Work out how many lines of the records contain "suis". Answer with the number and nothing else.

▸ **Available data**
################

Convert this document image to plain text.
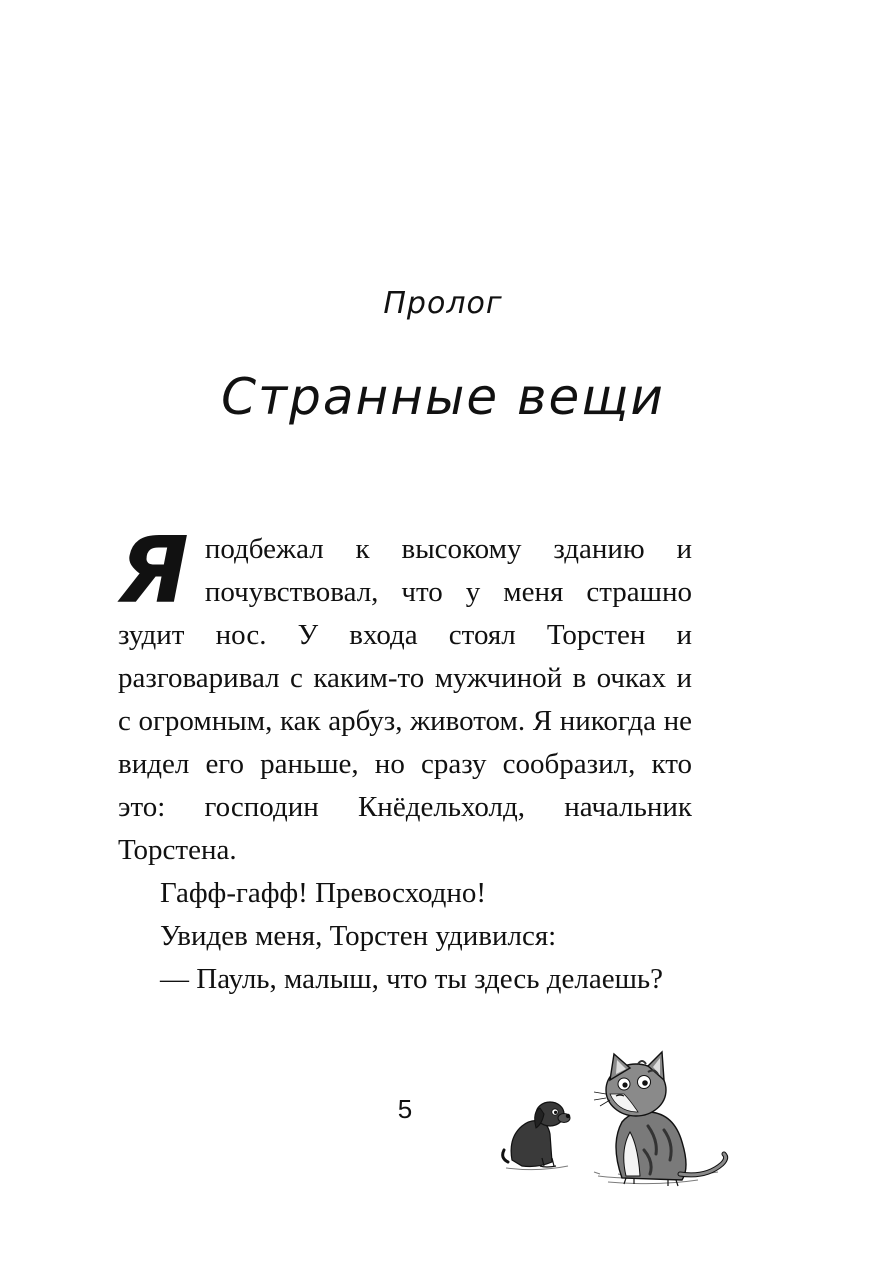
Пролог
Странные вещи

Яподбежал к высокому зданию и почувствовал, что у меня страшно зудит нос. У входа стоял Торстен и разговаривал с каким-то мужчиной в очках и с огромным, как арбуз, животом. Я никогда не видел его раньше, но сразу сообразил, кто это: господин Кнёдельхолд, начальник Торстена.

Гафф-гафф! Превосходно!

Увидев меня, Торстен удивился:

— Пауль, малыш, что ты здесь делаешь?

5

################

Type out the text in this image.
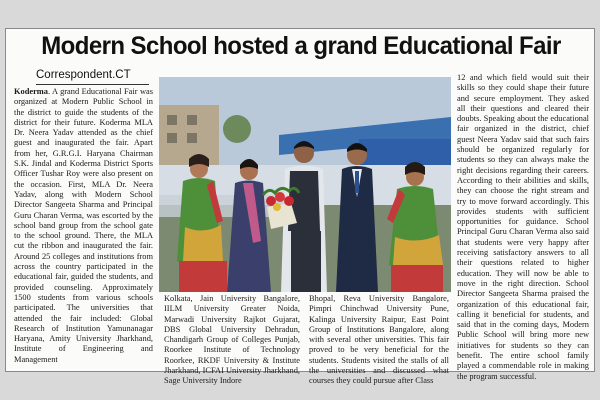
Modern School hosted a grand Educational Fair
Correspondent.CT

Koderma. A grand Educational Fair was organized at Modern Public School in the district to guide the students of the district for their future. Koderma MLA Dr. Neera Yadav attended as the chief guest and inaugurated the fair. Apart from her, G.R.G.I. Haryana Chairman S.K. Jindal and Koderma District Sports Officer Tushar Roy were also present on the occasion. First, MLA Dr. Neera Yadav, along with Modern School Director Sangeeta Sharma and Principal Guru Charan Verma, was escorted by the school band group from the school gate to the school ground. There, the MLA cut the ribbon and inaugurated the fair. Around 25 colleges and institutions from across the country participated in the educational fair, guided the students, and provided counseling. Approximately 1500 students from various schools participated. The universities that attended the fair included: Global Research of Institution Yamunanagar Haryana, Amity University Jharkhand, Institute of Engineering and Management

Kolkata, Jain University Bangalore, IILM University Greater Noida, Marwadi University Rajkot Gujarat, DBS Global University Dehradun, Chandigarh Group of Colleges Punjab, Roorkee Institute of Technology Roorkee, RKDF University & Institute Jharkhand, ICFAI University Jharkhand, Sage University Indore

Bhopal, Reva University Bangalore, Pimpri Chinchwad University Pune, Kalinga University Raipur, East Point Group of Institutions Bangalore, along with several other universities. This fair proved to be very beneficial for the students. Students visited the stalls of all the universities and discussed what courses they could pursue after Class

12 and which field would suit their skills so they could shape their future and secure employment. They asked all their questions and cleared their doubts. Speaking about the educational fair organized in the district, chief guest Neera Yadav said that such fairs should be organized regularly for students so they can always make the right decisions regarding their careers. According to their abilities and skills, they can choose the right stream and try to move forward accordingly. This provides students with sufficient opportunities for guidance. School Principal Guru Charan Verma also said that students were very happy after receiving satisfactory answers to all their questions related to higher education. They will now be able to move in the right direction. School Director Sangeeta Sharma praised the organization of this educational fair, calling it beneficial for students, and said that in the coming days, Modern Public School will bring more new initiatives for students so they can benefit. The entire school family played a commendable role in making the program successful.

################

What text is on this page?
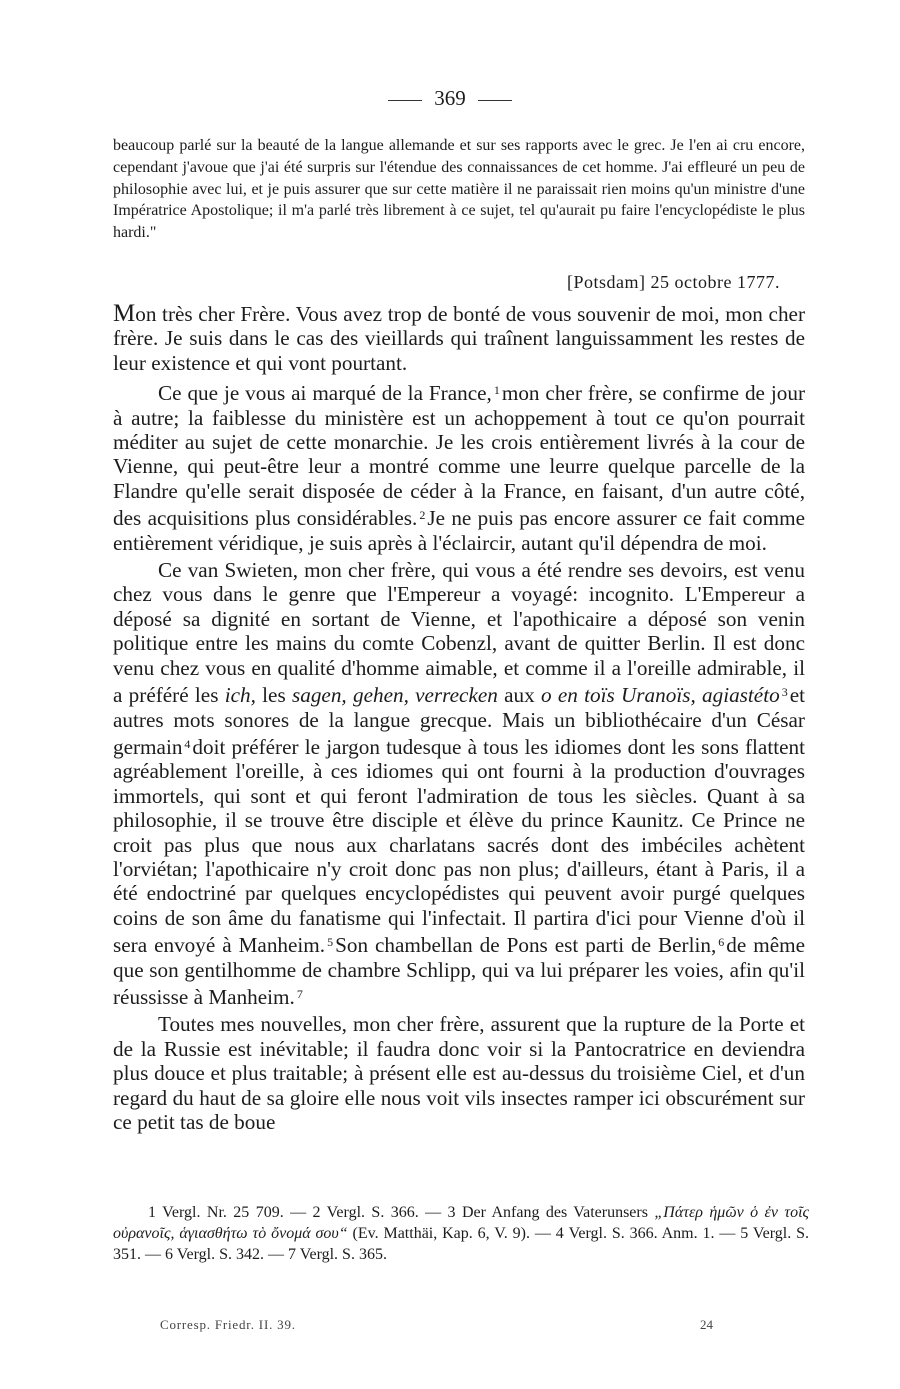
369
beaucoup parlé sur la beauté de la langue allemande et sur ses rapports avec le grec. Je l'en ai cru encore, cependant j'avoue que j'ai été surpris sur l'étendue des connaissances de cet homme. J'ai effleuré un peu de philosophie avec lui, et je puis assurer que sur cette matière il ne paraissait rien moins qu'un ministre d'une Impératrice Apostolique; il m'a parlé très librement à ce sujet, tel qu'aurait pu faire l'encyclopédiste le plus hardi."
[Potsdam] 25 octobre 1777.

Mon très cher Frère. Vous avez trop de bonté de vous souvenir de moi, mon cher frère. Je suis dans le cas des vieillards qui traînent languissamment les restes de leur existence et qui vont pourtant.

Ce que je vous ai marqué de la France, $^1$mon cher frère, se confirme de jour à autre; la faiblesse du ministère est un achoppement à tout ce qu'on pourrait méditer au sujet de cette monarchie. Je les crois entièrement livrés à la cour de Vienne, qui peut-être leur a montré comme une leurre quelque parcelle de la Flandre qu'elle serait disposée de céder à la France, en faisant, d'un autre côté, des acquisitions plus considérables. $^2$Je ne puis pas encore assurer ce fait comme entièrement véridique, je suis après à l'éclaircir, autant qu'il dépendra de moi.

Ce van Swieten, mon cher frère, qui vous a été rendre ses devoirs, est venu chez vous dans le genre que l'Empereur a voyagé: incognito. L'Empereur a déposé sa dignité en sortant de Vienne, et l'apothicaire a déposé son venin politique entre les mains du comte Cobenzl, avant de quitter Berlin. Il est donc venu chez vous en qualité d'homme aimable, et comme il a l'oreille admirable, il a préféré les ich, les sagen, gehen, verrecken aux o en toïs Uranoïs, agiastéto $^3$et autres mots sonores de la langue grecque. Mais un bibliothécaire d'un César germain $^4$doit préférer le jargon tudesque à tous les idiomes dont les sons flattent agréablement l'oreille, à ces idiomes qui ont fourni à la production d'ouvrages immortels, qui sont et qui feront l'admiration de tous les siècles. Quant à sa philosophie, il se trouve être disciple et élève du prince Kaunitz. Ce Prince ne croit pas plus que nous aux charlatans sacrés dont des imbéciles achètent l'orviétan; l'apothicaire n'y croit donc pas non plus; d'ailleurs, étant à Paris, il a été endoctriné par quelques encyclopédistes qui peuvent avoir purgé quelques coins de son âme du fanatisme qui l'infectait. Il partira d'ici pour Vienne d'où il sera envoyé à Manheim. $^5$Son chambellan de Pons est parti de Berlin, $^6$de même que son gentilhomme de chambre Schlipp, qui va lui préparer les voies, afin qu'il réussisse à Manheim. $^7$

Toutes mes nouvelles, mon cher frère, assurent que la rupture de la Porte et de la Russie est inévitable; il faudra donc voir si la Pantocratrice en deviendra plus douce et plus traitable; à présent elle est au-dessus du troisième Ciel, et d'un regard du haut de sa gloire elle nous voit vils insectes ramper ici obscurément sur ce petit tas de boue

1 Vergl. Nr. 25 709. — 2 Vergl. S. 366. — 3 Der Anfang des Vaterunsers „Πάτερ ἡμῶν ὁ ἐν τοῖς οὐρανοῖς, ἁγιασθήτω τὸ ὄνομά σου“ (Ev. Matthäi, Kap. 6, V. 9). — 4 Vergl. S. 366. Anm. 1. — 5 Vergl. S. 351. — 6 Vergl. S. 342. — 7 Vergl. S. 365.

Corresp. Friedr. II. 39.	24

################

▸ **Finished exercise**
2